# GIVEN RECORDS start

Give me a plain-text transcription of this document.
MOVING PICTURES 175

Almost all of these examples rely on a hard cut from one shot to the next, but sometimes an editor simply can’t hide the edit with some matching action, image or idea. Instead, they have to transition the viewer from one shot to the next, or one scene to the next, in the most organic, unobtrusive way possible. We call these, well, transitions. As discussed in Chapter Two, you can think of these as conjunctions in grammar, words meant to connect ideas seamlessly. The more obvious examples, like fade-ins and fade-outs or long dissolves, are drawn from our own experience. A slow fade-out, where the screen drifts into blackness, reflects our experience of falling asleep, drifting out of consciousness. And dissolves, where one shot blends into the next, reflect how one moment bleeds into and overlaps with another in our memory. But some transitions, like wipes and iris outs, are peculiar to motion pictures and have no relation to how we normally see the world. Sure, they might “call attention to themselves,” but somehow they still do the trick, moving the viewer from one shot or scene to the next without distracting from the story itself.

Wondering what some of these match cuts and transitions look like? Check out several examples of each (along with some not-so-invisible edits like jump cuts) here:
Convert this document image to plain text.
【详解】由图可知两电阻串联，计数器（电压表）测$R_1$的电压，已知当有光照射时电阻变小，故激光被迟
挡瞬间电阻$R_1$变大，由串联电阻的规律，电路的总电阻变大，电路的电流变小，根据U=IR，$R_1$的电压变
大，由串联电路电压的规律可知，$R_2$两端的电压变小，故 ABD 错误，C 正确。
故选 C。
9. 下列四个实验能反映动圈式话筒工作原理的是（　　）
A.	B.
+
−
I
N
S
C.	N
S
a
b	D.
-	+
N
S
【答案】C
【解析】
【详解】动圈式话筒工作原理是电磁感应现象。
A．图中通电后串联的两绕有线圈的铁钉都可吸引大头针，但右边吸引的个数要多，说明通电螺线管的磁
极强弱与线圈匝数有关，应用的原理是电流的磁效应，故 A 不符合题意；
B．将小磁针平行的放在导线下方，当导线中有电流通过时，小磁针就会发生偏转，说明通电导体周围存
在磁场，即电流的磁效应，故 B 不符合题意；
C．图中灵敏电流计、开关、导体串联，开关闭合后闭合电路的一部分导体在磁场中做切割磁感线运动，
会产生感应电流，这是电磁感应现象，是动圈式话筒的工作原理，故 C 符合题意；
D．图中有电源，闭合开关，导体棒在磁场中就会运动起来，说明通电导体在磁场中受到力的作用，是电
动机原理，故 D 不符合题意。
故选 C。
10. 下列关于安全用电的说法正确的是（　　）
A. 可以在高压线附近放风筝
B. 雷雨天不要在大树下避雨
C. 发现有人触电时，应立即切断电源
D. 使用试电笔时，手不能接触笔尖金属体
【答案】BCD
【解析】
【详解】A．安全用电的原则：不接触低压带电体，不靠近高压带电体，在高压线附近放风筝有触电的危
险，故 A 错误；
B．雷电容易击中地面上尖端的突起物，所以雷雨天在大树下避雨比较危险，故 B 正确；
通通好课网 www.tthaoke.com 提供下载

# GIVEN RECORDS end

* [WHAT THE TASK REQUIRES]:
Every record should be given again exactly.

* [TASK RESPONSE]:
Give me a plain-text transcription of this document.
MOVING PICTURES 175

Almost all of these examples rely on a hard cut from one shot to the next, but sometimes an editor simply can’t hide the edit with some matching action, image or idea. Instead, they have to transition the viewer from one shot to the next, or one scene to the next, in the most organic, unobtrusive way possible. We call these, well, transitions. As discussed in Chapter Two, you can think of these as conjunctions in grammar, words meant to connect ideas seamlessly. The more obvious examples, like fade-ins and fade-outs or long dissolves, are drawn from our own experience. A slow fade-out, where the screen drifts into blackness, reflects our experience of falling asleep, drifting out of consciousness. And dissolves, where one shot blends into the next, reflect how one moment bleeds into and overlaps with another in our memory. But some transitions, like wipes and iris outs, are peculiar to motion pictures and have no relation to how we normally see the world. Sure, they might “call attention to themselves,” but somehow they still do the trick, moving the viewer from one shot or scene to the next without distracting from the story itself.

Wondering what some of these match cuts and transitions look like? Check out several examples of each (along with some not-so-invisible edits like jump cuts) here:
Convert this document image to plain text.
【详解】由图可知两电阻串联，计数器（电压表）测$R_1$的电压，已知当有光照射时电阻变小，故激光被迟
挡瞬间电阻$R_1$变大，由串联电阻的规律，电路的总电阻变大，电路的电流变小，根据U=IR，$R_1$的电压变
大，由串联电路电压的规律可知，$R_2$两端的电压变小，故 ABD 错误，C 正确。
故选 C。
9. 下列四个实验能反映动圈式话筒工作原理的是（　　）
A.	B.
+
−
I
N
S
C.	N
S
a
b	D.
-	+
N
S
【答案】C
【解析】
【详解】动圈式话筒工作原理是电磁感应现象。
A．图中通电后串联的两绕有线圈的铁钉都可吸引大头针，但右边吸引的个数要多，说明通电螺线管的磁
极强弱与线圈匝数有关，应用的原理是电流的磁效应，故 A 不符合题意；
B．将小磁针平行的放在导线下方，当导线中有电流通过时，小磁针就会发生偏转，说明通电导体周围存
在磁场，即电流的磁效应，故 B 不符合题意；
C．图中灵敏电流计、开关、导体串联，开关闭合后闭合电路的一部分导体在磁场中做切割磁感线运动，
会产生感应电流，这是电磁感应现象，是动圈式话筒的工作原理，故 C 符合题意；
D．图中有电源，闭合开关，导体棒在磁场中就会运动起来，说明通电导体在磁场中受到力的作用，是电
动机原理，故 D 不符合题意。
故选 C。
10. 下列关于安全用电的说法正确的是（　　）
A. 可以在高压线附近放风筝
B. 雷雨天不要在大树下避雨
C. 发现有人触电时，应立即切断电源
D. 使用试电笔时，手不能接触笔尖金属体
【答案】BCD
【解析】
【详解】A．安全用电的原则：不接触低压带电体，不靠近高压带电体，在高压线附近放风筝有触电的危
险，故 A 错误；
B．雷电容易击中地面上尖端的突起物，所以雷雨天在大树下避雨比较危险，故 B 正确；
通通好课网 www.tthaoke.com 提供下载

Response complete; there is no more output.